Collected data entries:
* START *
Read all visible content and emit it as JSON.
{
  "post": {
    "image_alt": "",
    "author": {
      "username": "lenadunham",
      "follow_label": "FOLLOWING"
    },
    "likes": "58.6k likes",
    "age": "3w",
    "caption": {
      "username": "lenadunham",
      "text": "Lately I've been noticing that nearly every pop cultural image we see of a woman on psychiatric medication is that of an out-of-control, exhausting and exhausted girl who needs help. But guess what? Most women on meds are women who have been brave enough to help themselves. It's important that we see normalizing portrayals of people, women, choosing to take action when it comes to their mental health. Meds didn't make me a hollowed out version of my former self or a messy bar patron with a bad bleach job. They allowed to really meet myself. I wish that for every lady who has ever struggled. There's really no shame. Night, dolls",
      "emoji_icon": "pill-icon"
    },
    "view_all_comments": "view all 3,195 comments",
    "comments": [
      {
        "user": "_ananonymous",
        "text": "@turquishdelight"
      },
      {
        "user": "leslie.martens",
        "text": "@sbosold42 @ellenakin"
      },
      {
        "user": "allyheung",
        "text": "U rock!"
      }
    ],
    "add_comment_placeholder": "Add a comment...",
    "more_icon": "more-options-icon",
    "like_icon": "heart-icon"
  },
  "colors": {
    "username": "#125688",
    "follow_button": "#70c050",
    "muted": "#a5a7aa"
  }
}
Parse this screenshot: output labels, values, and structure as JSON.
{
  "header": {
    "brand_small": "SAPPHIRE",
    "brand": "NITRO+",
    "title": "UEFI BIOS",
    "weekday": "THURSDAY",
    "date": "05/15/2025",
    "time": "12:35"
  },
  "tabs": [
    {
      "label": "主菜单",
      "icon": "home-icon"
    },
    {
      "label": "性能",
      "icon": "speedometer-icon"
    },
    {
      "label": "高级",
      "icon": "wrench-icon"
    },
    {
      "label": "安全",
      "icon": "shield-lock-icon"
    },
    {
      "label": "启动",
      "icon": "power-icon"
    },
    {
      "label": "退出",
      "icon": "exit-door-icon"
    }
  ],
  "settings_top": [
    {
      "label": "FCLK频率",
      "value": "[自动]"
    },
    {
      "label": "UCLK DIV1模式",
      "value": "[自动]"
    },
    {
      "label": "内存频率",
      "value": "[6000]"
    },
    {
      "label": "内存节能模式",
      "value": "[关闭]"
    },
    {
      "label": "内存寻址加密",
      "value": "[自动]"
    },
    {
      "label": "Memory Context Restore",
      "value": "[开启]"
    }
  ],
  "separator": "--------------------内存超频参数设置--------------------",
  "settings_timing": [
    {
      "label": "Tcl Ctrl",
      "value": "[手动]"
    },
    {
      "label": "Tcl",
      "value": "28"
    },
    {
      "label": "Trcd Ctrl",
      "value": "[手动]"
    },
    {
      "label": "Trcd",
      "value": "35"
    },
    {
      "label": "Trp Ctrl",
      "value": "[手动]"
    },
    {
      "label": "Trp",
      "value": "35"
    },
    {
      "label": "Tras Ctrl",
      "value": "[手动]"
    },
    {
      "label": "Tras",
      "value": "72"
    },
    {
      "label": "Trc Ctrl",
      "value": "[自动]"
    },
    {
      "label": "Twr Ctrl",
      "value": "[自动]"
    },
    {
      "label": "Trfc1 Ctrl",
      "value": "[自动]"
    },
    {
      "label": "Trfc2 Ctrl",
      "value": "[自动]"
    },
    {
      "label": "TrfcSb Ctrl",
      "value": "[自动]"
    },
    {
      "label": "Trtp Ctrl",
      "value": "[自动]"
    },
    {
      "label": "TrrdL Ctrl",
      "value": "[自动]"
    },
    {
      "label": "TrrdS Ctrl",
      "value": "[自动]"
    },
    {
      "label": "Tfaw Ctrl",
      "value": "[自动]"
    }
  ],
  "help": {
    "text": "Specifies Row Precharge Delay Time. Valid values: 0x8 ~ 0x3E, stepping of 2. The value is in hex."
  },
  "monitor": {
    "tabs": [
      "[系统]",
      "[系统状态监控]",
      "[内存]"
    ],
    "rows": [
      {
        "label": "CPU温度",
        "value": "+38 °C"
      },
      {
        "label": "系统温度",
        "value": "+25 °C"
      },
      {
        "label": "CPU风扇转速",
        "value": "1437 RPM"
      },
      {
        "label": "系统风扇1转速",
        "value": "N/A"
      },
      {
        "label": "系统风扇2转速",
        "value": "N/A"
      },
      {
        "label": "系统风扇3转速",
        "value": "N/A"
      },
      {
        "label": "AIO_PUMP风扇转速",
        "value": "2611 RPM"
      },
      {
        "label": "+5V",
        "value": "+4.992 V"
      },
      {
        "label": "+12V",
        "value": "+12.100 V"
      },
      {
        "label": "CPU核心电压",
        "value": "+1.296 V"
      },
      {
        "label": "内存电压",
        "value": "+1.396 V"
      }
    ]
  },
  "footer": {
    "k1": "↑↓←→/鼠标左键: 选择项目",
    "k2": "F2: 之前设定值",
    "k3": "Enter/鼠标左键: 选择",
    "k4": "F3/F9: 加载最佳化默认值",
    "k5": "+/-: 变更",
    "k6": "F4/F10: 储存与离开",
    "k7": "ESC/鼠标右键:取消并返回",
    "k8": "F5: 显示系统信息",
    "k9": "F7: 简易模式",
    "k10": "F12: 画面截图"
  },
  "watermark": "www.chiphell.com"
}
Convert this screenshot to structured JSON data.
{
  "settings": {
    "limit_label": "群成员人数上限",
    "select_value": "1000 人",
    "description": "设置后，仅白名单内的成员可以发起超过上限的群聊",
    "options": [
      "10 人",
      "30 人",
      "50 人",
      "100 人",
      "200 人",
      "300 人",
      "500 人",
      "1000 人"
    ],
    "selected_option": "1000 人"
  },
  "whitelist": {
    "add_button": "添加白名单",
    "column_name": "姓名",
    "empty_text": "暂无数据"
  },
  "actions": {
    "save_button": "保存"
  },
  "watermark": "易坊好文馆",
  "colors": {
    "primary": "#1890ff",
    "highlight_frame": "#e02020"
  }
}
* END *
Give only the number of lines in the data that hold the word "icon".

RESPONSE: 9